# What you should do:
Work out the number of lines with "RNDR" in them. Reply with that number and no other words.
☆ ☆ ☆ ☆ ☆ ☆ ☆
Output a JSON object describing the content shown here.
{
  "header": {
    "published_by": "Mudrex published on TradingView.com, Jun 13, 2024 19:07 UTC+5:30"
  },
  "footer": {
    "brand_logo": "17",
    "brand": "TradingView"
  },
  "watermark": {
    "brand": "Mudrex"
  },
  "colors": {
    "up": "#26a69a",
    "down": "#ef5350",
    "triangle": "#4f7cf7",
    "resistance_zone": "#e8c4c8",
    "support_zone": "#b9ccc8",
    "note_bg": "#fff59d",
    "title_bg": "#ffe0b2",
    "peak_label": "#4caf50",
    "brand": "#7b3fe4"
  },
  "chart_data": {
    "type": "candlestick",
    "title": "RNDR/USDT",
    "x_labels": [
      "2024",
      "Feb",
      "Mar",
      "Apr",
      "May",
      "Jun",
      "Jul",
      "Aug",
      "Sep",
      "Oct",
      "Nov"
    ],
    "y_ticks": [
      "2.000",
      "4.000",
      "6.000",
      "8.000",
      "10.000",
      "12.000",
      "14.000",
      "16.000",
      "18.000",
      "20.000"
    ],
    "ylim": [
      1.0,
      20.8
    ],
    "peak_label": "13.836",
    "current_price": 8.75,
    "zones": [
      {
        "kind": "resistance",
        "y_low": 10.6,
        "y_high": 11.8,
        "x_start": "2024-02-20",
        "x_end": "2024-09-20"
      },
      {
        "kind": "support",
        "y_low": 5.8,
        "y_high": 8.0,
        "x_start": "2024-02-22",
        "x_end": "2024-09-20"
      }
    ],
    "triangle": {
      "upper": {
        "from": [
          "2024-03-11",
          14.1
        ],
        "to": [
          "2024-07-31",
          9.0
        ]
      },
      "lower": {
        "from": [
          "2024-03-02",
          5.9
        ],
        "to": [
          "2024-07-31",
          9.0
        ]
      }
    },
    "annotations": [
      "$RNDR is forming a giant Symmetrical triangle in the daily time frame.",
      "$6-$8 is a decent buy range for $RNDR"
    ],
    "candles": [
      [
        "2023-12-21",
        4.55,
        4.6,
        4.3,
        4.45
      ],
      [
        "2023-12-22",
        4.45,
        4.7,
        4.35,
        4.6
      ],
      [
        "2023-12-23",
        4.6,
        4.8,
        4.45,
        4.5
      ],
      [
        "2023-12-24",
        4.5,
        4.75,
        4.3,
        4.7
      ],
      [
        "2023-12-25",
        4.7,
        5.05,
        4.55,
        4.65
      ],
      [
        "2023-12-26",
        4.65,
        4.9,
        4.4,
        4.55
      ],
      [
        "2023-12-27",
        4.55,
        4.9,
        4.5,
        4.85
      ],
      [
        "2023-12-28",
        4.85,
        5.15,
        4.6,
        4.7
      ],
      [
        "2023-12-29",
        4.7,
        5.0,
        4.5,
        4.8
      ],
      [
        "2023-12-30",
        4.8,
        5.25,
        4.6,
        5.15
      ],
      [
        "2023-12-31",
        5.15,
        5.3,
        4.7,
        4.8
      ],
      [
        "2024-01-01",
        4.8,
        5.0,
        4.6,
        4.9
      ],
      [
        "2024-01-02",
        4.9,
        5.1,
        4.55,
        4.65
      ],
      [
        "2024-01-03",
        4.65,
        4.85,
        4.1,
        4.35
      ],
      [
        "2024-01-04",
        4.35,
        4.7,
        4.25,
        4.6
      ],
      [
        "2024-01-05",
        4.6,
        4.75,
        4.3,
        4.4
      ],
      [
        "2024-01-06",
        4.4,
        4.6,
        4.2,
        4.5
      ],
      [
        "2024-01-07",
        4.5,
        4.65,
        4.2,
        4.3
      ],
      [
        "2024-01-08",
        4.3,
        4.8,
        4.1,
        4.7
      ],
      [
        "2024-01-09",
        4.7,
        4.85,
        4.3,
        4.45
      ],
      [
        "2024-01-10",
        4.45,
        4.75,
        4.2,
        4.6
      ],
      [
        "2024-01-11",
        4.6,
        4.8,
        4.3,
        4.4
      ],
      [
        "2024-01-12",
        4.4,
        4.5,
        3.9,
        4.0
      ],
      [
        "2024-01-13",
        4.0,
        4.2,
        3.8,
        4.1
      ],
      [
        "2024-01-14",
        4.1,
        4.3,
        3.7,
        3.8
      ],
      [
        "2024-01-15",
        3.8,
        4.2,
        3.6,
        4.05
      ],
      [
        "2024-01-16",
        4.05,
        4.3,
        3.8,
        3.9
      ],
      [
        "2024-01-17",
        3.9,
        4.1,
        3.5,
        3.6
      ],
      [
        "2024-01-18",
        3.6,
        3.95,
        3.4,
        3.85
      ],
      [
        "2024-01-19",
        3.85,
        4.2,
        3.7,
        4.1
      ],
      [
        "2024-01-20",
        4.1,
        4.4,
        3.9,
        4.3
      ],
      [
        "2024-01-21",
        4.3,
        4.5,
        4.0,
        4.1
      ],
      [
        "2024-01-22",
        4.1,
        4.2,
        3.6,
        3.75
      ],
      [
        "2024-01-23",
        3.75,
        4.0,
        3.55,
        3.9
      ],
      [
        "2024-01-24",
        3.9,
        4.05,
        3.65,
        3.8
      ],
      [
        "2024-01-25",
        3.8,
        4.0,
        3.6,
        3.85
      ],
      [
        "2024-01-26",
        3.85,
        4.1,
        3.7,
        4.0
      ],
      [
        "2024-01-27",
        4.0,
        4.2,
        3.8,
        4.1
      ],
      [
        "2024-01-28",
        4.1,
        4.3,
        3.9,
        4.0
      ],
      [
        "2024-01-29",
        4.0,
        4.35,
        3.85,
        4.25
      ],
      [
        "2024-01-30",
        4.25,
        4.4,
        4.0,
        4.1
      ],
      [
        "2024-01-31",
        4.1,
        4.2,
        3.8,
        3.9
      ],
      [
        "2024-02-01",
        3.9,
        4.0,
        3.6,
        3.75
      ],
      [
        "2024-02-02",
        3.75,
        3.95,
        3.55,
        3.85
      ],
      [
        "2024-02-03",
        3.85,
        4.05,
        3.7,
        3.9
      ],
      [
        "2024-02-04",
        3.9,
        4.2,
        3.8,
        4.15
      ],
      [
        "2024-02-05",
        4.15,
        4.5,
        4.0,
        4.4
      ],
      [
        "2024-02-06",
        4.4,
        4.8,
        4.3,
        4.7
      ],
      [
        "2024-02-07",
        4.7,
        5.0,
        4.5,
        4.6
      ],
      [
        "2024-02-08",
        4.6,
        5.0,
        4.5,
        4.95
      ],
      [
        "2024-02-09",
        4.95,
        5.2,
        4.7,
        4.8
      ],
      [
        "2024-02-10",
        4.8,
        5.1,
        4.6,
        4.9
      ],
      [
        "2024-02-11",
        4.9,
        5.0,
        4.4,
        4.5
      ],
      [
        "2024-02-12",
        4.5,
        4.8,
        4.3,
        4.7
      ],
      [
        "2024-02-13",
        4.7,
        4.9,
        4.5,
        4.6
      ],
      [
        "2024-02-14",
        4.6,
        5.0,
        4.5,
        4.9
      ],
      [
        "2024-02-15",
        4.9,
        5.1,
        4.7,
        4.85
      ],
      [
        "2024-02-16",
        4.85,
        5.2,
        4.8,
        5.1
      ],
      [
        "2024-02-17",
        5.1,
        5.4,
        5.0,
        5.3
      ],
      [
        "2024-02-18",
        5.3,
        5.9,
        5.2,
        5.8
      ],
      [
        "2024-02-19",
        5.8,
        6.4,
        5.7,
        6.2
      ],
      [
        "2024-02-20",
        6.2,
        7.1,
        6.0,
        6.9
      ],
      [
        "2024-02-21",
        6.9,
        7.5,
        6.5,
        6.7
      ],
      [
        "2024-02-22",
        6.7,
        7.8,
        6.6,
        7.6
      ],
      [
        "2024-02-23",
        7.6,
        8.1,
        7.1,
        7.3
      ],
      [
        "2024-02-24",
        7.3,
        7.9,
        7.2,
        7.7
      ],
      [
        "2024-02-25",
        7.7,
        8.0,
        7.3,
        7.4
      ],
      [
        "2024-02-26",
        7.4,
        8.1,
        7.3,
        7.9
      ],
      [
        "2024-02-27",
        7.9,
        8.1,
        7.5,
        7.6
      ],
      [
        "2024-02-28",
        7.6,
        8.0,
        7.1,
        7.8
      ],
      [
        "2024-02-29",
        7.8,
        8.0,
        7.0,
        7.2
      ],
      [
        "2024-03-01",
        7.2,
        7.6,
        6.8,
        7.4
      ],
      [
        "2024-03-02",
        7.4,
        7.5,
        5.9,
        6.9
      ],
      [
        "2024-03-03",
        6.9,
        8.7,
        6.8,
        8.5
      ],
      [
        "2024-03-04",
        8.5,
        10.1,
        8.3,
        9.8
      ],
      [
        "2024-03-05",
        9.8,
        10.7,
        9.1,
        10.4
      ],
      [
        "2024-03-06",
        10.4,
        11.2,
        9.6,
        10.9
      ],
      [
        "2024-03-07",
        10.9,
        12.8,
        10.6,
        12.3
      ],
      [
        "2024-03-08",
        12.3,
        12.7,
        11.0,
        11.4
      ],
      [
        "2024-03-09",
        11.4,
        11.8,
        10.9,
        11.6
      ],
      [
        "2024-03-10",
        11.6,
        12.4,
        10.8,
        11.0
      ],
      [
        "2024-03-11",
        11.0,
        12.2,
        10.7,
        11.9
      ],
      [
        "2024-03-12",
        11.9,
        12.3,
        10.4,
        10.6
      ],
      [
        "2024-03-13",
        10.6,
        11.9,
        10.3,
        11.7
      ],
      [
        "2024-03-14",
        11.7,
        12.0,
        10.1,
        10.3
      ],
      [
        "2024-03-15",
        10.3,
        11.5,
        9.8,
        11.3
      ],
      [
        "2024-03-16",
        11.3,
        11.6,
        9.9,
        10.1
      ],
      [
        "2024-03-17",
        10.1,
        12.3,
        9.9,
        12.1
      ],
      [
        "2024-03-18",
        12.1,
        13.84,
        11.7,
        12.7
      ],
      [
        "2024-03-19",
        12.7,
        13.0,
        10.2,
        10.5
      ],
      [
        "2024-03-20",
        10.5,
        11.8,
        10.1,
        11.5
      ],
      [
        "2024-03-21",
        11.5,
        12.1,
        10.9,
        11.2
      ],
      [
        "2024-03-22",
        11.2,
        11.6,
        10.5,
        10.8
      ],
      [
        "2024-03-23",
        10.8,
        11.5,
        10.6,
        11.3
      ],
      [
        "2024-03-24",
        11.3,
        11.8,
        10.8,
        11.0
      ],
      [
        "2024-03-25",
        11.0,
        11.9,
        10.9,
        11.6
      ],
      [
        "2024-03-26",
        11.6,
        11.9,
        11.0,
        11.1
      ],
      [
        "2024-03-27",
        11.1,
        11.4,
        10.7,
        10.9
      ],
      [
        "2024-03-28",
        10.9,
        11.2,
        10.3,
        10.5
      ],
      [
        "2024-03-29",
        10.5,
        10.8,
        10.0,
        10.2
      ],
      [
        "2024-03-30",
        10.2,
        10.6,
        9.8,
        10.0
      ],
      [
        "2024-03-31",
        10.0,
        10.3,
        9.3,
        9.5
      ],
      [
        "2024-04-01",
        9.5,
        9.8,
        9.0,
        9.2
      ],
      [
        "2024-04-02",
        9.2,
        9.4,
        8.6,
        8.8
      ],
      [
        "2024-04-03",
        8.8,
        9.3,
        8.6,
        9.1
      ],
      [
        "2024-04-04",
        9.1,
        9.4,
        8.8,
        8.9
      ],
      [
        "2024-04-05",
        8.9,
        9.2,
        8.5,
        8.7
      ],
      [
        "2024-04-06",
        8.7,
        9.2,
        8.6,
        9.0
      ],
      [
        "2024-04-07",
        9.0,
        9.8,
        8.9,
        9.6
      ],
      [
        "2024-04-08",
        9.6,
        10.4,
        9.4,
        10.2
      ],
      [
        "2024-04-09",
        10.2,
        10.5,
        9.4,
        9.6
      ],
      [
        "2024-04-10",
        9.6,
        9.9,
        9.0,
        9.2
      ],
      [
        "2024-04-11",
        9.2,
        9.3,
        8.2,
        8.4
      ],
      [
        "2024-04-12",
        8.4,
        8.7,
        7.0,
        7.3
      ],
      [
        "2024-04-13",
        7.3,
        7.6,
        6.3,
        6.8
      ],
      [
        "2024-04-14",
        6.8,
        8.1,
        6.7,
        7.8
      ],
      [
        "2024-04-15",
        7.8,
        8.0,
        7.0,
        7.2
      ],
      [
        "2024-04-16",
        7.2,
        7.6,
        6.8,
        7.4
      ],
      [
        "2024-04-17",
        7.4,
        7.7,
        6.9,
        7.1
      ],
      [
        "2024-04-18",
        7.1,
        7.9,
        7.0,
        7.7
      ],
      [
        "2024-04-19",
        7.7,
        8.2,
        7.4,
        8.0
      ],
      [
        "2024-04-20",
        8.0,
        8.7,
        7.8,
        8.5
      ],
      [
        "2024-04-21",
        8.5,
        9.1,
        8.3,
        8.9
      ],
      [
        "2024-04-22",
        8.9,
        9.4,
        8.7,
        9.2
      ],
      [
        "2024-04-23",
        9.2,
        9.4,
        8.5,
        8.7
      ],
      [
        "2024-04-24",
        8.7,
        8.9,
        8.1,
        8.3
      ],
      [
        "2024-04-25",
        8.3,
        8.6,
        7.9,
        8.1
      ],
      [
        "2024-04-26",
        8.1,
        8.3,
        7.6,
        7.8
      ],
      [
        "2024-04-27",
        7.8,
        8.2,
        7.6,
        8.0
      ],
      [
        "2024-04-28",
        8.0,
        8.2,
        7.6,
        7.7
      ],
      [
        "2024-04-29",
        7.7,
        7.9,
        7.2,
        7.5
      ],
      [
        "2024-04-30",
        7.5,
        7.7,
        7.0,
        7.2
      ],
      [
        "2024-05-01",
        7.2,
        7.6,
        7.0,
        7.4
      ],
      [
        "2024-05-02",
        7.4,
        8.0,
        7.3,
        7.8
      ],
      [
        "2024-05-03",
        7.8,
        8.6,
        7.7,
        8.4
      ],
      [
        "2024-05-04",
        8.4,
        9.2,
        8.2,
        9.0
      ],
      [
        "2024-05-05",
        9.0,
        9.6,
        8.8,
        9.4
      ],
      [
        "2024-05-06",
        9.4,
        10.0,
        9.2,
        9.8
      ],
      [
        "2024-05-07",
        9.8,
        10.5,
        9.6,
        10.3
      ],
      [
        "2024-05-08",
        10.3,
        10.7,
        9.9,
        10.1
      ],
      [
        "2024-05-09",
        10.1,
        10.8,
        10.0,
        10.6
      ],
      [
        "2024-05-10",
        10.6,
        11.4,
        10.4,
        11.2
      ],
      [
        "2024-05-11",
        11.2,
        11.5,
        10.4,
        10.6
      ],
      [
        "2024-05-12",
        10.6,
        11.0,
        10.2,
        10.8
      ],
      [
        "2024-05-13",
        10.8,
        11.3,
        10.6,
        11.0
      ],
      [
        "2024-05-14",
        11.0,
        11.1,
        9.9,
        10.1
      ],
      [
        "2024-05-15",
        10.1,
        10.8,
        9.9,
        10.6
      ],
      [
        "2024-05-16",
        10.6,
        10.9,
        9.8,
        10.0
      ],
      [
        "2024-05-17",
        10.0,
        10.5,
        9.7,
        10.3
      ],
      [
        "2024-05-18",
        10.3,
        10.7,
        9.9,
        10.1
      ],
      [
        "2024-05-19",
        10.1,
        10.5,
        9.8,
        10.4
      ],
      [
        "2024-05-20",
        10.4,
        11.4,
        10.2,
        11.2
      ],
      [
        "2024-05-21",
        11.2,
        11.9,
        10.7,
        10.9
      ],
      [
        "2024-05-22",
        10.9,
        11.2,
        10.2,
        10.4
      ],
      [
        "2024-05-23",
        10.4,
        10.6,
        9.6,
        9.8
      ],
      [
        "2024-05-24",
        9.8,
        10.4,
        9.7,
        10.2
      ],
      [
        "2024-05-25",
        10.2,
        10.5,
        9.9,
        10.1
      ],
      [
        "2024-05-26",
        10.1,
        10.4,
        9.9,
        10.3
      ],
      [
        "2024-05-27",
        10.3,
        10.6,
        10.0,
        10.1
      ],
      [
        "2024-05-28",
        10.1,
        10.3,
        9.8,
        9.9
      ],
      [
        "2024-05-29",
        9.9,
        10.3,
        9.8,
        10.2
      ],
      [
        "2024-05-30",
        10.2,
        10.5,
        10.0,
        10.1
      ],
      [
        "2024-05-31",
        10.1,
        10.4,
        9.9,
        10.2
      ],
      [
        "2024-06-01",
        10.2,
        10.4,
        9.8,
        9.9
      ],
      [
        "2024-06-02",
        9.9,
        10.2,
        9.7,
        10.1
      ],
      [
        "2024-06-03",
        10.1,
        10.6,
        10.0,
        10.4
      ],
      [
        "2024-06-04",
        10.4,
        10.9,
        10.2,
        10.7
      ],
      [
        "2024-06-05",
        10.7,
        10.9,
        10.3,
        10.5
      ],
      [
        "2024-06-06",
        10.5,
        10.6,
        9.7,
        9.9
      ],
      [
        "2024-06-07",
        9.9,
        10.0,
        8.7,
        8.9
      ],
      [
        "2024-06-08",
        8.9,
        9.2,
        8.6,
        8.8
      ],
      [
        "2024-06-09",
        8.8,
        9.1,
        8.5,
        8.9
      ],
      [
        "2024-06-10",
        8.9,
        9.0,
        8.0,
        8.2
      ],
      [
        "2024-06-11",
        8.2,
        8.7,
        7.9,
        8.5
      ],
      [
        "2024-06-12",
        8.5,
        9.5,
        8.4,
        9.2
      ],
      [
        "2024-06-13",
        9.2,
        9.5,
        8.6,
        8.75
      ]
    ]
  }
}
☆ ☆ ☆ ☆ ☆ ☆ ☆
# Written solution:
3